Problem to solve
Below is a block of data; give all of it again word for word.
>> START Data provided
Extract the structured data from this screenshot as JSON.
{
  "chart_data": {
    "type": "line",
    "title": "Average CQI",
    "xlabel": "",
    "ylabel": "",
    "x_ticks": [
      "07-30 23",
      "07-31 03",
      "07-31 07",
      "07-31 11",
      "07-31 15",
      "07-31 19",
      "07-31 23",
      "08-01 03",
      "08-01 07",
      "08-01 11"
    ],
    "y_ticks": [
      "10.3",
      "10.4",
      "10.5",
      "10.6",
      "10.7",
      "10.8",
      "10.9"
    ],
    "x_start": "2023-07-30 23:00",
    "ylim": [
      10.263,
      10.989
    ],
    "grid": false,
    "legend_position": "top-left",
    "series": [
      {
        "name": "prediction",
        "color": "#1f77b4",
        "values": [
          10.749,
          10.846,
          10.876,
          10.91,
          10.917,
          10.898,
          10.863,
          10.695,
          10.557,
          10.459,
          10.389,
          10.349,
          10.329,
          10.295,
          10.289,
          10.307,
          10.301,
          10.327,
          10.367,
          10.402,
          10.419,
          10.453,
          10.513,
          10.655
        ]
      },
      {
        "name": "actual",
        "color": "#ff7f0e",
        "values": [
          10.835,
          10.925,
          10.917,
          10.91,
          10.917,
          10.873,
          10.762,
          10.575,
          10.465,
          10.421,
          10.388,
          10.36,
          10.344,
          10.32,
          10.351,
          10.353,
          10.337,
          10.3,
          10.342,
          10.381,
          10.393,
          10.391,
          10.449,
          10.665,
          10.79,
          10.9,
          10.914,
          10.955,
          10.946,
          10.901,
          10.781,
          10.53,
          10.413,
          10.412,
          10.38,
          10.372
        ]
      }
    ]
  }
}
>> END Data provided
Full answer
Extract the structured data from this screenshot as JSON.
{
  "chart_data": {
    "type": "line",
    "title": "Average CQI",
    "xlabel": "",
    "ylabel": "",
    "x_ticks": [
      "07-30 23",
      "07-31 03",
      "07-31 07",
      "07-31 11",
      "07-31 15",
      "07-31 19",
      "07-31 23",
      "08-01 03",
      "08-01 07",
      "08-01 11"
    ],
    "y_ticks": [
      "10.3",
      "10.4",
      "10.5",
      "10.6",
      "10.7",
      "10.8",
      "10.9"
    ],
    "x_start": "2023-07-30 23:00",
    "ylim": [
      10.263,
      10.989
    ],
    "grid": false,
    "legend_position": "top-left",
    "series": [
      {
        "name": "prediction",
        "color": "#1f77b4",
        "values": [
          10.749,
          10.846,
          10.876,
          10.91,
          10.917,
          10.898,
          10.863,
          10.695,
          10.557,
          10.459,
          10.389,
          10.349,
          10.329,
          10.295,
          10.289,
          10.307,
          10.301,
          10.327,
          10.367,
          10.402,
          10.419,
          10.453,
          10.513,
          10.655
        ]
      },
      {
        "name": "actual",
        "color": "#ff7f0e",
        "values": [
          10.835,
          10.925,
          10.917,
          10.91,
          10.917,
          10.873,
          10.762,
          10.575,
          10.465,
          10.421,
          10.388,
          10.36,
          10.344,
          10.32,
          10.351,
          10.353,
          10.337,
          10.3,
          10.342,
          10.381,
          10.393,
          10.391,
          10.449,
          10.665,
          10.79,
          10.9,
          10.914,
          10.955,
          10.946,
          10.901,
          10.781,
          10.53,
          10.413,
          10.412,
          10.38,
          10.372
        ]
      }
    ]
  }
}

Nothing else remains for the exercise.